PROBLEM DETAILS: Write out each record again exactly as it stands.

LISTED RECORDS:
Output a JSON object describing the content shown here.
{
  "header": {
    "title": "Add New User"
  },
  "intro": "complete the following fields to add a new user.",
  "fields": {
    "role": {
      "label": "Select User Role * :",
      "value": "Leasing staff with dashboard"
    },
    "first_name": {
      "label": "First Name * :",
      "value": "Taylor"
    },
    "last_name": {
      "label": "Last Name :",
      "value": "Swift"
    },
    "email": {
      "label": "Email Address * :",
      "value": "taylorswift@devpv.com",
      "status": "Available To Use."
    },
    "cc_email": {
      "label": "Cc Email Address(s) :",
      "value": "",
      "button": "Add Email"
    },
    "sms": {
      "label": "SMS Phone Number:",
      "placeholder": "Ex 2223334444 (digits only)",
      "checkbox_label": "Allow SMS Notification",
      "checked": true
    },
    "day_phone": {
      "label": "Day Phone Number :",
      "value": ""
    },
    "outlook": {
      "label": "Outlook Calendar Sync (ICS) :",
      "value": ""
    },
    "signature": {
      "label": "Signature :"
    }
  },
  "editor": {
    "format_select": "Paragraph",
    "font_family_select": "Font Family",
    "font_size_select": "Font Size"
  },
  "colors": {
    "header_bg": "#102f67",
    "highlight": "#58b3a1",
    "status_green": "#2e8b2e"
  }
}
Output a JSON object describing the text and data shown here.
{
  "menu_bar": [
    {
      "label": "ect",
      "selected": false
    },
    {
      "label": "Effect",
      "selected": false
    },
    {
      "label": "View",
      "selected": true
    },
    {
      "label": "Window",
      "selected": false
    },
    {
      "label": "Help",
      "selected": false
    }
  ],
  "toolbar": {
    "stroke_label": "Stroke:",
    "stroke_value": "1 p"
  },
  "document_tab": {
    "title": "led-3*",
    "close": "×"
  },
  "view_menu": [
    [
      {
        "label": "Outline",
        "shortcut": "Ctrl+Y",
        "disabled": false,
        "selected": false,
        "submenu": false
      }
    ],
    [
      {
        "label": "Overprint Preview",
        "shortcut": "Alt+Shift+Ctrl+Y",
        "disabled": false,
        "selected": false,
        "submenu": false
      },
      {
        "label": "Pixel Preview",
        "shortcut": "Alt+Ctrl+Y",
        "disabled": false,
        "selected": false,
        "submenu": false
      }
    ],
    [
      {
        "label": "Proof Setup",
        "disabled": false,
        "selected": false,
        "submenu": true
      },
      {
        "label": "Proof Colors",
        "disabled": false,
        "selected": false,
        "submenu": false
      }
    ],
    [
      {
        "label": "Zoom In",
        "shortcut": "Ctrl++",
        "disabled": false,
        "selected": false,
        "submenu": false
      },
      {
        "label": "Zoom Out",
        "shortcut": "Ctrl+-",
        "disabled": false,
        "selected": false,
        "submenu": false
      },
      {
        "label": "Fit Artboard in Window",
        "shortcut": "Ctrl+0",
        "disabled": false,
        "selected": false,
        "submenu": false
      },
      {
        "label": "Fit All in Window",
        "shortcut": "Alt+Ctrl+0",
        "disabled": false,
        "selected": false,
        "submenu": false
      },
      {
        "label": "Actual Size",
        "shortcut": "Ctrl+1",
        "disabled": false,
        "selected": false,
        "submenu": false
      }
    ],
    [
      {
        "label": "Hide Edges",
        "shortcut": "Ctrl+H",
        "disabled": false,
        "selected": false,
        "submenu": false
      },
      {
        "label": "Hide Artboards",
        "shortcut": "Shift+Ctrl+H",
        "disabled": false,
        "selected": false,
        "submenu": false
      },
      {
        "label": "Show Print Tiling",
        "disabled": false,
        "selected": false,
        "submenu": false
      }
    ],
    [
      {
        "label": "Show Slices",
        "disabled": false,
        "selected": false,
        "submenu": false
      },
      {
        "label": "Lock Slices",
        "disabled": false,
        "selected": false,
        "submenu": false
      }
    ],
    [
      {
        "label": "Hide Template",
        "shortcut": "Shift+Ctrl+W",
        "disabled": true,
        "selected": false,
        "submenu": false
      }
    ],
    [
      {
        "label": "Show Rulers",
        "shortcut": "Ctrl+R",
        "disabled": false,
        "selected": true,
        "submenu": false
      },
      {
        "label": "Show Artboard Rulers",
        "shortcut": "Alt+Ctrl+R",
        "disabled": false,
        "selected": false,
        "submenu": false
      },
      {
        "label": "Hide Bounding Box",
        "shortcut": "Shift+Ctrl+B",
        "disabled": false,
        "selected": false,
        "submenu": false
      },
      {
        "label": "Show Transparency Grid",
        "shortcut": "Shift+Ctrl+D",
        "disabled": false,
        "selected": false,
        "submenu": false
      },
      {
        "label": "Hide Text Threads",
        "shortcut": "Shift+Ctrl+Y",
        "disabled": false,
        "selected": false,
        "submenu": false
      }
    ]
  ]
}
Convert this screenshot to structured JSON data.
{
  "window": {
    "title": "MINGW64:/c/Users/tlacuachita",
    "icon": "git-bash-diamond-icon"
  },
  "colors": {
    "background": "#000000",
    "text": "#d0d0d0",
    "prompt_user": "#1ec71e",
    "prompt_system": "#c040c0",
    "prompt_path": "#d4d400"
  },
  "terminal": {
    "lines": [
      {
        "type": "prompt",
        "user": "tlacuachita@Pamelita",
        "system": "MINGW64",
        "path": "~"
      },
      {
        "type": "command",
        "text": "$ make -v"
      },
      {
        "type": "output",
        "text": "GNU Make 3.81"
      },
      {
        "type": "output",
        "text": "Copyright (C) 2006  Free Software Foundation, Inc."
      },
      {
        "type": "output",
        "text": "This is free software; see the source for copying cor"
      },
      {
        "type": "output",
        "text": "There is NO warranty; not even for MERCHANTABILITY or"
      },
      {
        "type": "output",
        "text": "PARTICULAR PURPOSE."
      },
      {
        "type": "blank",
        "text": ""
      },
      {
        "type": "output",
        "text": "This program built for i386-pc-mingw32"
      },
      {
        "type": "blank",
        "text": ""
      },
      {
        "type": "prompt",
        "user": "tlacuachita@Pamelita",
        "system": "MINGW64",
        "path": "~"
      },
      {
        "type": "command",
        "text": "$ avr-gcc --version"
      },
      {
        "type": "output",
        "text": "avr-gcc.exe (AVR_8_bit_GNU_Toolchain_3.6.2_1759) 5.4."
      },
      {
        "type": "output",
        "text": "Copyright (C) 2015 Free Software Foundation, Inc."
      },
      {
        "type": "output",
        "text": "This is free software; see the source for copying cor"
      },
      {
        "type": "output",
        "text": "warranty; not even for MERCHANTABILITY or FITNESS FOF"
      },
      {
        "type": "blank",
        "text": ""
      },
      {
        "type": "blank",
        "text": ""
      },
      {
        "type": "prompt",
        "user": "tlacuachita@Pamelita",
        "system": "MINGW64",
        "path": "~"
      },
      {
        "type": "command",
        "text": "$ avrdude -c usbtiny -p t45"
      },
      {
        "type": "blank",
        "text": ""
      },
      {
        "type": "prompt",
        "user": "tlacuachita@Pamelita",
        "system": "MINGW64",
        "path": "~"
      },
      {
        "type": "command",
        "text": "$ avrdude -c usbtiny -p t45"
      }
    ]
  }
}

SOLUTION FOR THIS TASK:
Output a JSON object describing the content shown here.
{
  "header": {
    "title": "Add New User"
  },
  "intro": "complete the following fields to add a new user.",
  "fields": {
    "role": {
      "label": "Select User Role * :",
      "value": "Leasing staff with dashboard"
    },
    "first_name": {
      "label": "First Name * :",
      "value": "Taylor"
    },
    "last_name": {
      "label": "Last Name :",
      "value": "Swift"
    },
    "email": {
      "label": "Email Address * :",
      "value": "taylorswift@devpv.com",
      "status": "Available To Use."
    },
    "cc_email": {
      "label": "Cc Email Address(s) :",
      "value": "",
      "button": "Add Email"
    },
    "sms": {
      "label": "SMS Phone Number:",
      "placeholder": "Ex 2223334444 (digits only)",
      "checkbox_label": "Allow SMS Notification",
      "checked": true
    },
    "day_phone": {
      "label": "Day Phone Number :",
      "value": ""
    },
    "outlook": {
      "label": "Outlook Calendar Sync (ICS) :",
      "value": ""
    },
    "signature": {
      "label": "Signature :"
    }
  },
  "editor": {
    "format_select": "Paragraph",
    "font_family_select": "Font Family",
    "font_size_select": "Font Size"
  },
  "colors": {
    "header_bg": "#102f67",
    "highlight": "#58b3a1",
    "status_green": "#2e8b2e"
  }
}
Output a JSON object describing the text and data shown here.
{
  "menu_bar": [
    {
      "label": "ect",
      "selected": false
    },
    {
      "label": "Effect",
      "selected": false
    },
    {
      "label": "View",
      "selected": true
    },
    {
      "label": "Window",
      "selected": false
    },
    {
      "label": "Help",
      "selected": false
    }
  ],
  "toolbar": {
    "stroke_label": "Stroke:",
    "stroke_value": "1 p"
  },
  "document_tab": {
    "title": "led-3*",
    "close": "×"
  },
  "view_menu": [
    [
      {
        "label": "Outline",
        "shortcut": "Ctrl+Y",
        "disabled": false,
        "selected": false,
        "submenu": false
      }
    ],
    [
      {
        "label": "Overprint Preview",
        "shortcut": "Alt+Shift+Ctrl+Y",
        "disabled": false,
        "selected": false,
        "submenu": false
      },
      {
        "label": "Pixel Preview",
        "shortcut": "Alt+Ctrl+Y",
        "disabled": false,
        "selected": false,
        "submenu": false
      }
    ],
    [
      {
        "label": "Proof Setup",
        "disabled": false,
        "selected": false,
        "submenu": true
      },
      {
        "label": "Proof Colors",
        "disabled": false,
        "selected": false,
        "submenu": false
      }
    ],
    [
      {
        "label": "Zoom In",
        "shortcut": "Ctrl++",
        "disabled": false,
        "selected": false,
        "submenu": false
      },
      {
        "label": "Zoom Out",
        "shortcut": "Ctrl+-",
        "disabled": false,
        "selected": false,
        "submenu": false
      },
      {
        "label": "Fit Artboard in Window",
        "shortcut": "Ctrl+0",
        "disabled": false,
        "selected": false,
        "submenu": false
      },
      {
        "label": "Fit All in Window",
        "shortcut": "Alt+Ctrl+0",
        "disabled": false,
        "selected": false,
        "submenu": false
      },
      {
        "label": "Actual Size",
        "shortcut": "Ctrl+1",
        "disabled": false,
        "selected": false,
        "submenu": false
      }
    ],
    [
      {
        "label": "Hide Edges",
        "shortcut": "Ctrl+H",
        "disabled": false,
        "selected": false,
        "submenu": false
      },
      {
        "label": "Hide Artboards",
        "shortcut": "Shift+Ctrl+H",
        "disabled": false,
        "selected": false,
        "submenu": false
      },
      {
        "label": "Show Print Tiling",
        "disabled": false,
        "selected": false,
        "submenu": false
      }
    ],
    [
      {
        "label": "Show Slices",
        "disabled": false,
        "selected": false,
        "submenu": false
      },
      {
        "label": "Lock Slices",
        "disabled": false,
        "selected": false,
        "submenu": false
      }
    ],
    [
      {
        "label": "Hide Template",
        "shortcut": "Shift+Ctrl+W",
        "disabled": true,
        "selected": false,
        "submenu": false
      }
    ],
    [
      {
        "label": "Show Rulers",
        "shortcut": "Ctrl+R",
        "disabled": false,
        "selected": true,
        "submenu": false
      },
      {
        "label": "Show Artboard Rulers",
        "shortcut": "Alt+Ctrl+R",
        "disabled": false,
        "selected": false,
        "submenu": false
      },
      {
        "label": "Hide Bounding Box",
        "shortcut": "Shift+Ctrl+B",
        "disabled": false,
        "selected": false,
        "submenu": false
      },
      {
        "label": "Show Transparency Grid",
        "shortcut": "Shift+Ctrl+D",
        "disabled": false,
        "selected": false,
        "submenu": false
      },
      {
        "label": "Hide Text Threads",
        "shortcut": "Shift+Ctrl+Y",
        "disabled": false,
        "selected": false,
        "submenu": false
      }
    ]
  ]
}
Convert this screenshot to structured JSON data.
{
  "window": {
    "title": "MINGW64:/c/Users/tlacuachita",
    "icon": "git-bash-diamond-icon"
  },
  "colors": {
    "background": "#000000",
    "text": "#d0d0d0",
    "prompt_user": "#1ec71e",
    "prompt_system": "#c040c0",
    "prompt_path": "#d4d400"
  },
  "terminal": {
    "lines": [
      {
        "type": "prompt",
        "user": "tlacuachita@Pamelita",
        "system": "MINGW64",
        "path": "~"
      },
      {
        "type": "command",
        "text": "$ make -v"
      },
      {
        "type": "output",
        "text": "GNU Make 3.81"
      },
      {
        "type": "output",
        "text": "Copyright (C) 2006  Free Software Foundation, Inc."
      },
      {
        "type": "output",
        "text": "This is free software; see the source for copying cor"
      },
      {
        "type": "output",
        "text": "There is NO warranty; not even for MERCHANTABILITY or"
      },
      {
        "type": "output",
        "text": "PARTICULAR PURPOSE."
      },
      {
        "type": "blank",
        "text": ""
      },
      {
        "type": "output",
        "text": "This program built for i386-pc-mingw32"
      },
      {
        "type": "blank",
        "text": ""
      },
      {
        "type": "prompt",
        "user": "tlacuachita@Pamelita",
        "system": "MINGW64",
        "path": "~"
      },
      {
        "type": "command",
        "text": "$ avr-gcc --version"
      },
      {
        "type": "output",
        "text": "avr-gcc.exe (AVR_8_bit_GNU_Toolchain_3.6.2_1759) 5.4."
      },
      {
        "type": "output",
        "text": "Copyright (C) 2015 Free Software Foundation, Inc."
      },
      {
        "type": "output",
        "text": "This is free software; see the source for copying cor"
      },
      {
        "type": "output",
        "text": "warranty; not even for MERCHANTABILITY or FITNESS FOF"
      },
      {
        "type": "blank",
        "text": ""
      },
      {
        "type": "blank",
        "text": ""
      },
      {
        "type": "prompt",
        "user": "tlacuachita@Pamelita",
        "system": "MINGW64",
        "path": "~"
      },
      {
        "type": "command",
        "text": "$ avrdude -c usbtiny -p t45"
      },
      {
        "type": "blank",
        "text": ""
      },
      {
        "type": "prompt",
        "user": "tlacuachita@Pamelita",
        "system": "MINGW64",
        "path": "~"
      },
      {
        "type": "command",
        "text": "$ avrdude -c usbtiny -p t45"
      }
    ]
  }
}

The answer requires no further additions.